* START Data provided *
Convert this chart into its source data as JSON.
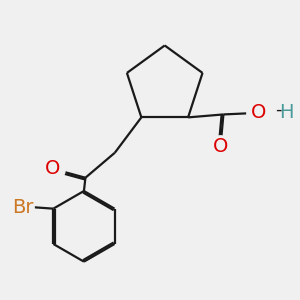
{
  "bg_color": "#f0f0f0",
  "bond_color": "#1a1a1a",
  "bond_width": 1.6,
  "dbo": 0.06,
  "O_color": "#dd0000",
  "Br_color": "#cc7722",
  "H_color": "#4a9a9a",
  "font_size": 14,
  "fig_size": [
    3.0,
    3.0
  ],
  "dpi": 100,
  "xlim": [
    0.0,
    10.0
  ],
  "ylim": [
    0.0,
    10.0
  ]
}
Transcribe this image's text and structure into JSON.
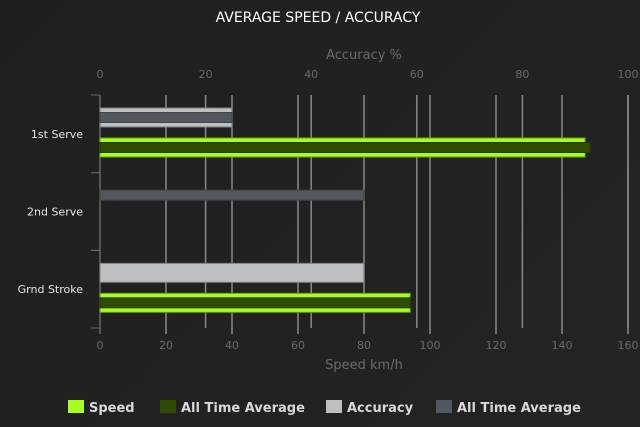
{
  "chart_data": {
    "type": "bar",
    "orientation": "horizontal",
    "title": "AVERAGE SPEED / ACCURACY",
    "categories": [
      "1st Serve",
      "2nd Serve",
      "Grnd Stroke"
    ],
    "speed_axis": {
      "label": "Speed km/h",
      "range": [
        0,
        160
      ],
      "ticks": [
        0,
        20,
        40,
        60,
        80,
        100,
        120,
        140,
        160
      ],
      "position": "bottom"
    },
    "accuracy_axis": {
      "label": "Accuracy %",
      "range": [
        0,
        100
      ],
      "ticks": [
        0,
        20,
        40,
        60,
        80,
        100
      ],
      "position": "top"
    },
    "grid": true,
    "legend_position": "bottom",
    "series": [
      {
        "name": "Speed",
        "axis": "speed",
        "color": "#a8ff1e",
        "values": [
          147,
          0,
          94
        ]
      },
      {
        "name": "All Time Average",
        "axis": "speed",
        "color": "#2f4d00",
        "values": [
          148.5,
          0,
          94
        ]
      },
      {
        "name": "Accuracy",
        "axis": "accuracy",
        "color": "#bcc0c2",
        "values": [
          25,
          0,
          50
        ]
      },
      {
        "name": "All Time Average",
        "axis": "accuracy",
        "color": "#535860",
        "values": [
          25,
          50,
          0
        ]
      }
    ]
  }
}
* END Data provided *
* START Data provided *
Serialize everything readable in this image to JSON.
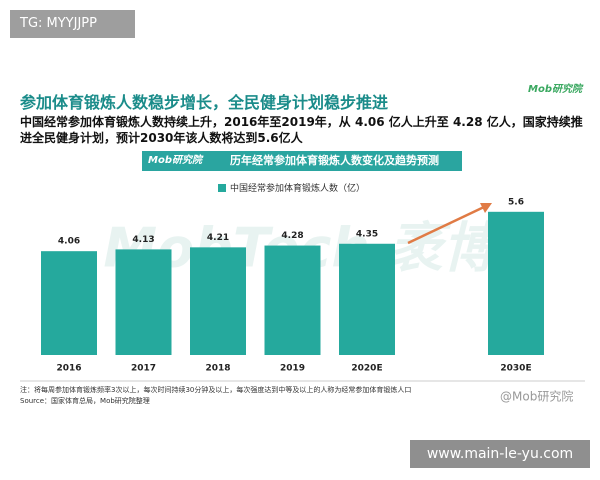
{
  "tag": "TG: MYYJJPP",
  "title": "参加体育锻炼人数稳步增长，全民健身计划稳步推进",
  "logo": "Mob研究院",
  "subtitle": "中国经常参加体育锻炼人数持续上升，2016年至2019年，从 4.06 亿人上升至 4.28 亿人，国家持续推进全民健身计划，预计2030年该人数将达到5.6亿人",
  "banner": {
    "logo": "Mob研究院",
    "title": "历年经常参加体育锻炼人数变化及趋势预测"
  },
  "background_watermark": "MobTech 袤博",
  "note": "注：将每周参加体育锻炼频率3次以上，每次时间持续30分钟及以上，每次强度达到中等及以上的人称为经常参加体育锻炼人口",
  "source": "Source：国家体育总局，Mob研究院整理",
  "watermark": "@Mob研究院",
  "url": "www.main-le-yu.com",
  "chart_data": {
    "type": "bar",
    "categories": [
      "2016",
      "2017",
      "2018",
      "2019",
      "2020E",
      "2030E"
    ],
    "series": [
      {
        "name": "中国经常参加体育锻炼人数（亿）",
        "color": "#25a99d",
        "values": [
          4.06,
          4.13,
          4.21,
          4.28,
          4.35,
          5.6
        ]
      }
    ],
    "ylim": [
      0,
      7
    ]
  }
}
* END Data provided *
**Brief**
Gather, from the listing above, every line carrying the word "source".

**Solution**
Convert this chart into its source data as JSON.
  "source": "Source：国家体育总局，Mob研究院整理",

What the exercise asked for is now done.